(What you are asked to do) Please set down all the lines beneath this one exactly, without the pictures.

Records:
● ● ●

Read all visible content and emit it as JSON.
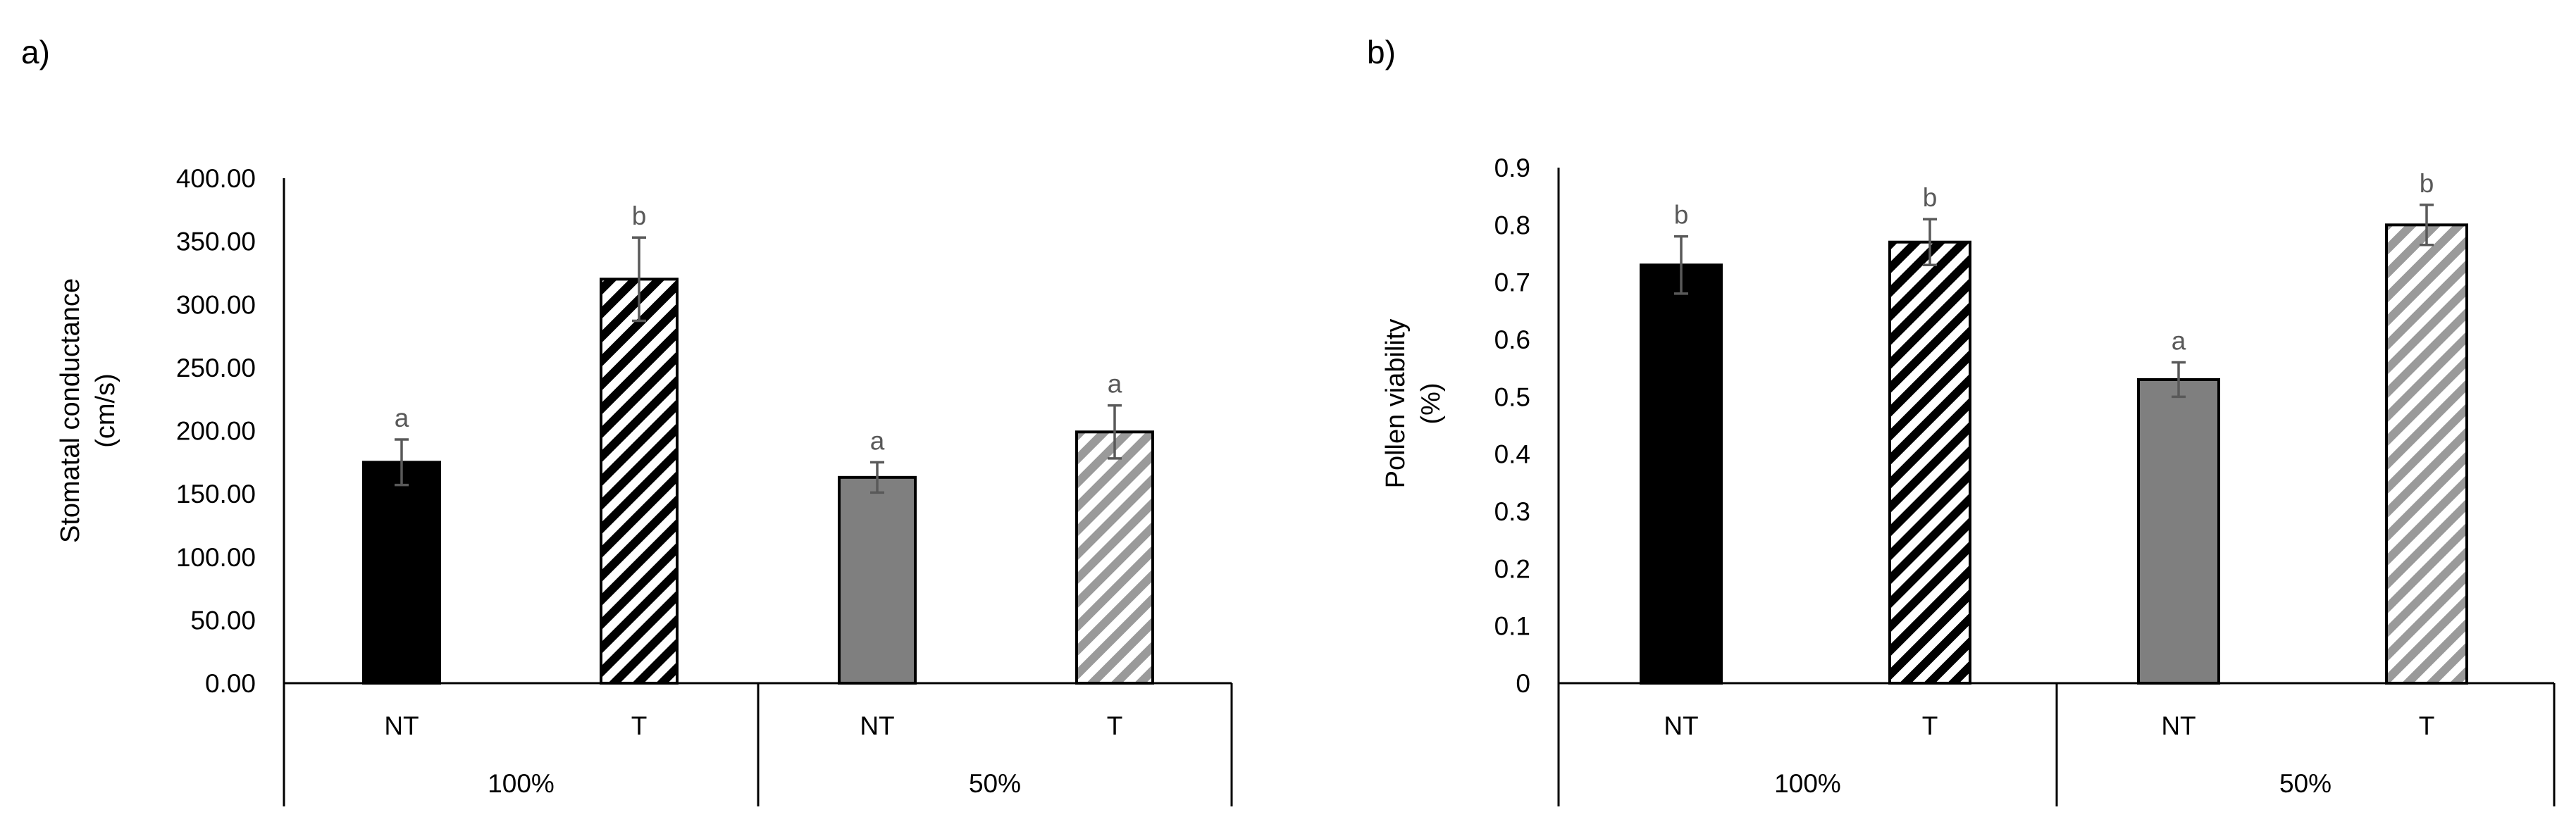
{
  "chart_data": [
    {
      "panel_label": "a)",
      "type": "bar",
      "groups": [
        "100%",
        "50%"
      ],
      "categories": [
        "NT",
        "T",
        "NT",
        "T"
      ],
      "group_of_category": [
        0,
        0,
        1,
        1
      ],
      "values": [
        175,
        320,
        163,
        199
      ],
      "errors": [
        18,
        33,
        12,
        21
      ],
      "significance_letters": [
        "a",
        "b",
        "a",
        "a"
      ],
      "bar_styles": [
        "solid-black",
        "hatch-black",
        "solid-gray",
        "hatch-gray"
      ],
      "ylabel_line1": "Stomatal conductance",
      "ylabel_line2": "(cm/s)",
      "ylim": [
        0,
        400
      ],
      "yticks": [
        0,
        50,
        100,
        150,
        200,
        250,
        300,
        350,
        400
      ],
      "ytick_labels": [
        "0.00",
        "50.00",
        "100.00",
        "150.00",
        "200.00",
        "250.00",
        "300.00",
        "350.00",
        "400.00"
      ],
      "grid": false
    },
    {
      "panel_label": "b)",
      "type": "bar",
      "groups": [
        "100%",
        "50%"
      ],
      "categories": [
        "NT",
        "T",
        "NT",
        "T"
      ],
      "group_of_category": [
        0,
        0,
        1,
        1
      ],
      "values": [
        0.73,
        0.77,
        0.53,
        0.8
      ],
      "errors": [
        0.05,
        0.04,
        0.03,
        0.035
      ],
      "significance_letters": [
        "b",
        "b",
        "a",
        "b"
      ],
      "bar_styles": [
        "solid-black",
        "hatch-black",
        "solid-gray",
        "hatch-gray"
      ],
      "ylabel_line1": "Pollen viability",
      "ylabel_line2": "(%)",
      "ylim": [
        0,
        0.9
      ],
      "yticks": [
        0,
        0.1,
        0.2,
        0.3,
        0.4,
        0.5,
        0.6,
        0.7,
        0.8,
        0.9
      ],
      "ytick_labels": [
        "0",
        "0.1",
        "0.2",
        "0.3",
        "0.4",
        "0.5",
        "0.6",
        "0.7",
        "0.8",
        "0.9"
      ],
      "grid": false
    }
  ],
  "colors": {
    "axis": "#000000",
    "bar_black": "#000000",
    "bar_gray": "#7f7f7f",
    "hatch_gray": "#9a9a9a",
    "error_bar": "#595959",
    "sig_letter": "#595959",
    "text": "#000000"
  }
}
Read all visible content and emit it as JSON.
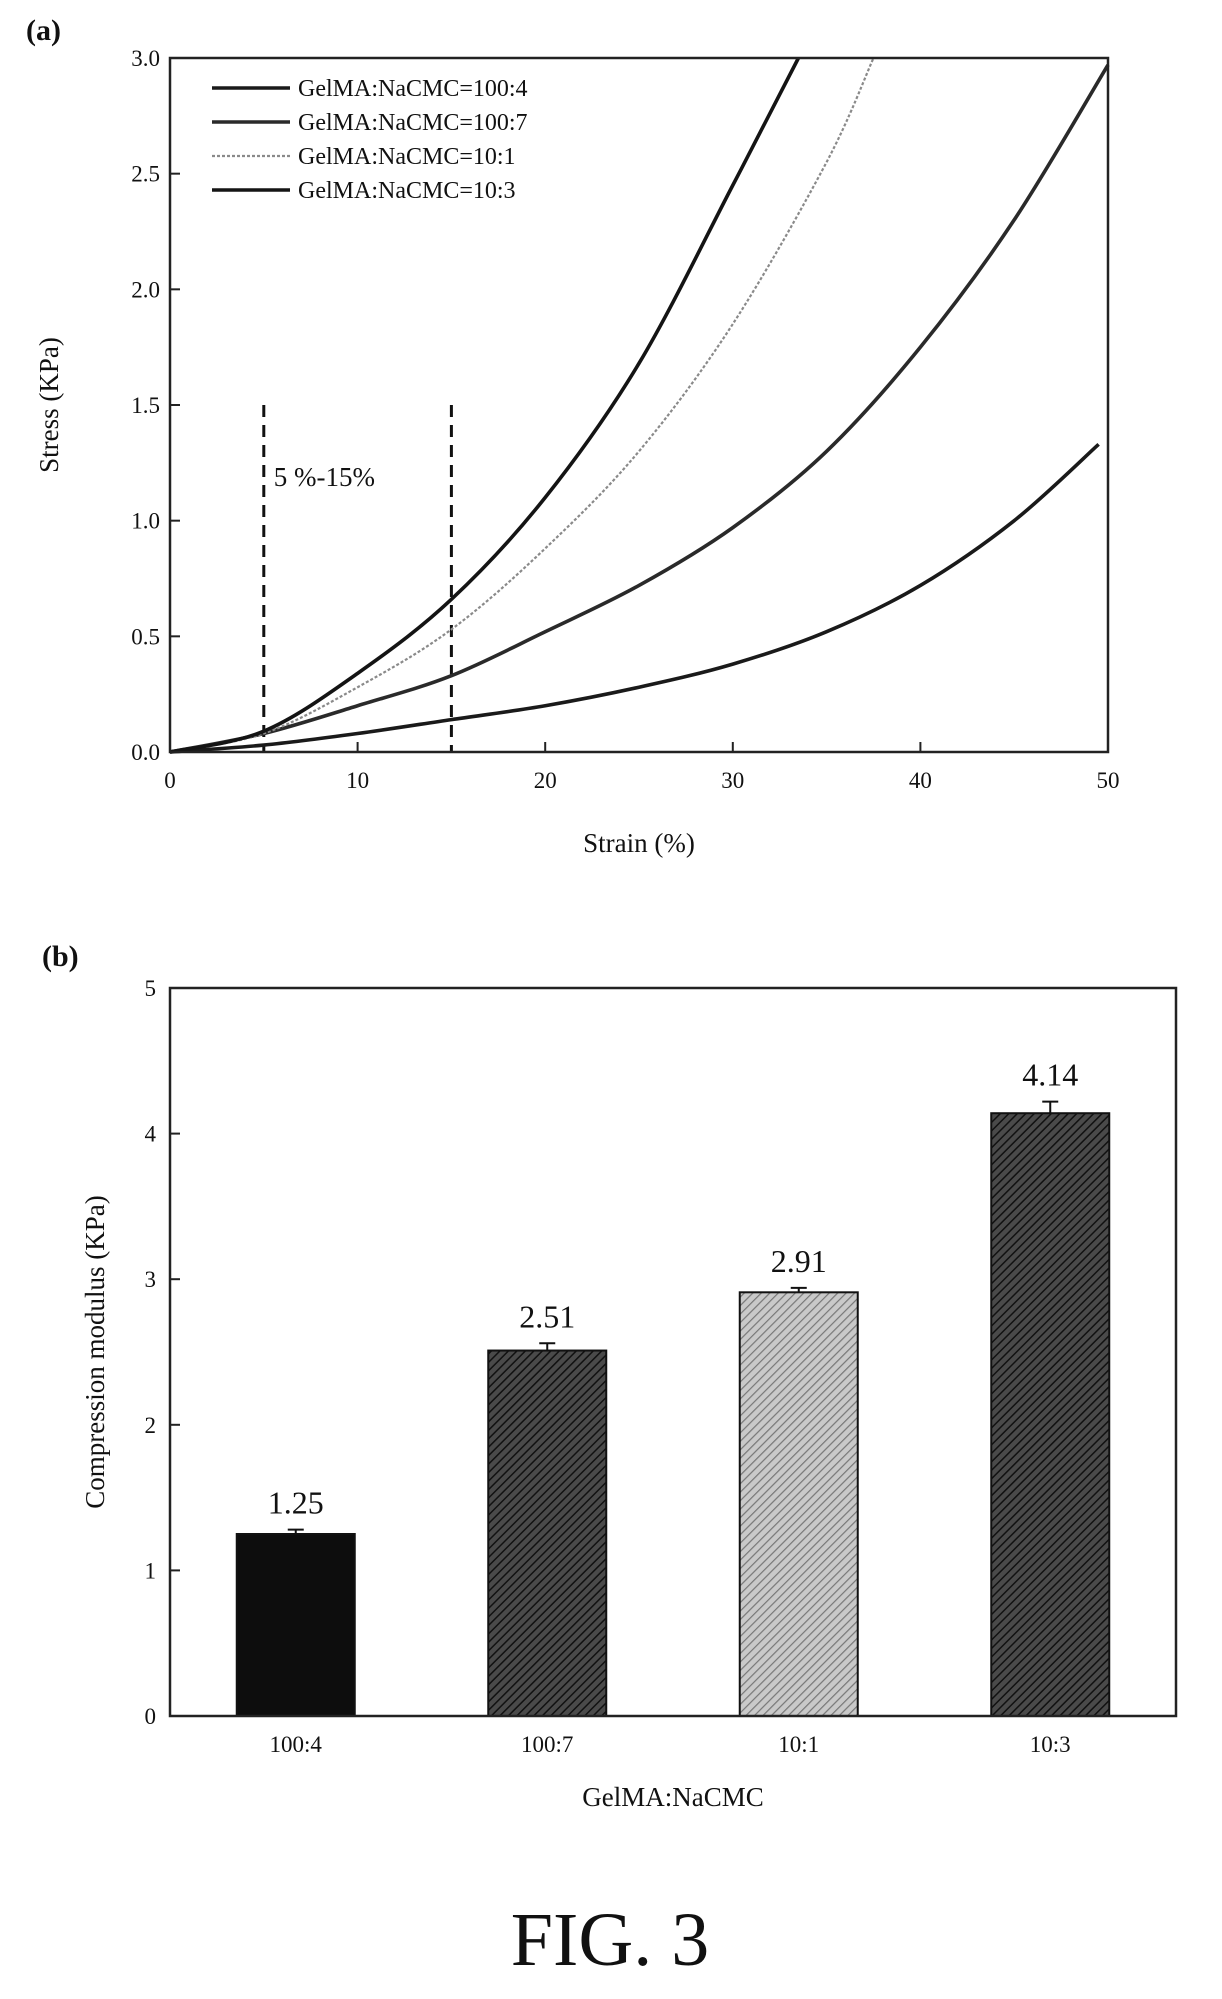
{
  "figure": {
    "caption": "FIG. 3"
  },
  "chart_data": [
    {
      "panel": "(a)",
      "type": "line",
      "xlabel": "Strain (%)",
      "ylabel": "Stress (KPa)",
      "xlim": [
        0,
        50
      ],
      "ylim": [
        0,
        3.0
      ],
      "xticks": [
        0,
        10,
        20,
        30,
        40,
        50
      ],
      "yticks": [
        0.0,
        0.5,
        1.0,
        1.5,
        2.0,
        2.5,
        3.0
      ],
      "xtick_labels": [
        "0",
        "10",
        "20",
        "30",
        "40",
        "50"
      ],
      "ytick_labels": [
        "0.0",
        "0.5",
        "1.0",
        "1.5",
        "2.0",
        "2.5",
        "3.0"
      ],
      "legend_position": "top-left",
      "annotation": {
        "text": "5 %-15%",
        "x_range": [
          5,
          15
        ]
      },
      "series": [
        {
          "name": "GelMA:NaCMC=100:4",
          "color": "#1a1a1a",
          "x": [
            0,
            5,
            10,
            15,
            20,
            25,
            30,
            35,
            40,
            45,
            49.5
          ],
          "y": [
            0,
            0.03,
            0.08,
            0.14,
            0.2,
            0.28,
            0.38,
            0.52,
            0.72,
            1.0,
            1.33
          ]
        },
        {
          "name": "GelMA:NaCMC=100:7",
          "color": "#2a2a2a",
          "x": [
            0,
            5,
            10,
            15,
            20,
            25,
            30,
            35,
            40,
            45,
            50
          ],
          "y": [
            0,
            0.08,
            0.2,
            0.33,
            0.52,
            0.72,
            0.97,
            1.3,
            1.75,
            2.3,
            2.97
          ]
        },
        {
          "name": "GelMA:NaCMC=10:1",
          "color": "#8a8a8a",
          "x": [
            0,
            5,
            10,
            15,
            20,
            25,
            30,
            35,
            37.5
          ],
          "y": [
            0,
            0.08,
            0.28,
            0.53,
            0.88,
            1.3,
            1.85,
            2.55,
            3.0
          ]
        },
        {
          "name": "GelMA:NaCMC=10:3",
          "color": "#141414",
          "x": [
            0,
            5,
            10,
            15,
            20,
            25,
            30,
            33.5
          ],
          "y": [
            0,
            0.09,
            0.34,
            0.66,
            1.1,
            1.68,
            2.45,
            3.0
          ]
        }
      ]
    },
    {
      "panel": "(b)",
      "type": "bar",
      "xlabel": "GelMA:NaCMC",
      "ylabel": "Compression modulus (KPa)",
      "ylim": [
        0,
        5
      ],
      "yticks": [
        0,
        1,
        2,
        3,
        4,
        5
      ],
      "ytick_labels": [
        "0",
        "1",
        "2",
        "3",
        "4",
        "5"
      ],
      "categories": [
        "100:4",
        "100:7",
        "10:1",
        "10:3"
      ],
      "values": [
        1.25,
        2.51,
        2.91,
        4.14
      ],
      "value_labels": [
        "1.25",
        "2.51",
        "2.91",
        "4.14"
      ],
      "errors": [
        0.03,
        0.05,
        0.03,
        0.08
      ],
      "bar_fills": [
        "#0d0d0d",
        "#2e2e2e",
        "#a8a8a8",
        "#3a3a3a"
      ],
      "bar_hatches": [
        "none",
        "dense",
        "light",
        "dense"
      ]
    }
  ]
}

● ● ●

(Output below)
Read all visible content and emit it as JSON.
{
  "chart_data": [
    {
      "panel_label": "a)",
      "type": "bar",
      "groups": [
        "100%",
        "50%"
      ],
      "categories": [
        "NT",
        "T",
        "NT",
        "T"
      ],
      "group_of_category": [
        0,
        0,
        1,
        1
      ],
      "values": [
        175,
        320,
        163,
        199
      ],
      "errors": [
        18,
        33,
        12,
        21
      ],
      "significance_letters": [
        "a",
        "b",
        "a",
        "a"
      ],
      "bar_styles": [
        "solid-black",
        "hatch-black",
        "solid-gray",
        "hatch-gray"
      ],
      "ylabel_line1": "Stomatal conductance",
      "ylabel_line2": "(cm/s)",
      "ylim": [
        0,
        400
      ],
      "yticks": [
        0,
        50,
        100,
        150,
        200,
        250,
        300,
        350,
        400
      ],
      "ytick_labels": [
        "0.00",
        "50.00",
        "100.00",
        "150.00",
        "200.00",
        "250.00",
        "300.00",
        "350.00",
        "400.00"
      ],
      "grid": false
    },
    {
      "panel_label": "b)",
      "type": "bar",
      "groups": [
        "100%",
        "50%"
      ],
      "categories": [
        "NT",
        "T",
        "NT",
        "T"
      ],
      "group_of_category": [
        0,
        0,
        1,
        1
      ],
      "values": [
        0.73,
        0.77,
        0.53,
        0.8
      ],
      "errors": [
        0.05,
        0.04,
        0.03,
        0.035
      ],
      "significance_letters": [
        "b",
        "b",
        "a",
        "b"
      ],
      "bar_styles": [
        "solid-black",
        "hatch-black",
        "solid-gray",
        "hatch-gray"
      ],
      "ylabel_line1": "Pollen viability",
      "ylabel_line2": "(%)",
      "ylim": [
        0,
        0.9
      ],
      "yticks": [
        0,
        0.1,
        0.2,
        0.3,
        0.4,
        0.5,
        0.6,
        0.7,
        0.8,
        0.9
      ],
      "ytick_labels": [
        "0",
        "0.1",
        "0.2",
        "0.3",
        "0.4",
        "0.5",
        "0.6",
        "0.7",
        "0.8",
        "0.9"
      ],
      "grid": false
    }
  ],
  "colors": {
    "axis": "#000000",
    "bar_black": "#000000",
    "bar_gray": "#7f7f7f",
    "hatch_gray": "#9a9a9a",
    "error_bar": "#595959",
    "sig_letter": "#595959",
    "text": "#000000"
  }
}
Read all visible content and emit it as JSON.
{
  "figure": {
    "caption": "FIG. 3"
  },
  "chart_data": [
    {
      "panel": "(a)",
      "type": "line",
      "xlabel": "Strain (%)",
      "ylabel": "Stress (KPa)",
      "xlim": [
        0,
        50
      ],
      "ylim": [
        0,
        3.0
      ],
      "xticks": [
        0,
        10,
        20,
        30,
        40,
        50
      ],
      "yticks": [
        0.0,
        0.5,
        1.0,
        1.5,
        2.0,
        2.5,
        3.0
      ],
      "xtick_labels": [
        "0",
        "10",
        "20",
        "30",
        "40",
        "50"
      ],
      "ytick_labels": [
        "0.0",
        "0.5",
        "1.0",
        "1.5",
        "2.0",
        "2.5",
        "3.0"
      ],
      "legend_position": "top-left",
      "annotation": {
        "text": "5 %-15%",
        "x_range": [
          5,
          15
        ]
      },
      "series": [
        {
          "name": "GelMA:NaCMC=100:4",
          "color": "#1a1a1a",
          "x": [
            0,
            5,
            10,
            15,
            20,
            25,
            30,
            35,
            40,
            45,
            49.5
          ],
          "y": [
            0,
            0.03,
            0.08,
            0.14,
            0.2,
            0.28,
            0.38,
            0.52,
            0.72,
            1.0,
            1.33
          ]
        },
        {
          "name": "GelMA:NaCMC=100:7",
          "color": "#2a2a2a",
          "x": [
            0,
            5,
            10,
            15,
            20,
            25,
            30,
            35,
            40,
            45,
            50
          ],
          "y": [
            0,
            0.08,
            0.2,
            0.33,
            0.52,
            0.72,
            0.97,
            1.3,
            1.75,
            2.3,
            2.97
          ]
        },
        {
          "name": "GelMA:NaCMC=10:1",
          "color": "#8a8a8a",
          "x": [
            0,
            5,
            10,
            15,
            20,
            25,
            30,
            35,
            37.5
          ],
          "y": [
            0,
            0.08,
            0.28,
            0.53,
            0.88,
            1.3,
            1.85,
            2.55,
            3.0
          ]
        },
        {
          "name": "GelMA:NaCMC=10:3",
          "color": "#141414",
          "x": [
            0,
            5,
            10,
            15,
            20,
            25,
            30,
            33.5
          ],
          "y": [
            0,
            0.09,
            0.34,
            0.66,
            1.1,
            1.68,
            2.45,
            3.0
          ]
        }
      ]
    },
    {
      "panel": "(b)",
      "type": "bar",
      "xlabel": "GelMA:NaCMC",
      "ylabel": "Compression modulus (KPa)",
      "ylim": [
        0,
        5
      ],
      "yticks": [
        0,
        1,
        2,
        3,
        4,
        5
      ],
      "ytick_labels": [
        "0",
        "1",
        "2",
        "3",
        "4",
        "5"
      ],
      "categories": [
        "100:4",
        "100:7",
        "10:1",
        "10:3"
      ],
      "values": [
        1.25,
        2.51,
        2.91,
        4.14
      ],
      "value_labels": [
        "1.25",
        "2.51",
        "2.91",
        "4.14"
      ],
      "errors": [
        0.03,
        0.05,
        0.03,
        0.08
      ],
      "bar_fills": [
        "#0d0d0d",
        "#2e2e2e",
        "#a8a8a8",
        "#3a3a3a"
      ],
      "bar_hatches": [
        "none",
        "dense",
        "light",
        "dense"
      ]
    }
  ]
}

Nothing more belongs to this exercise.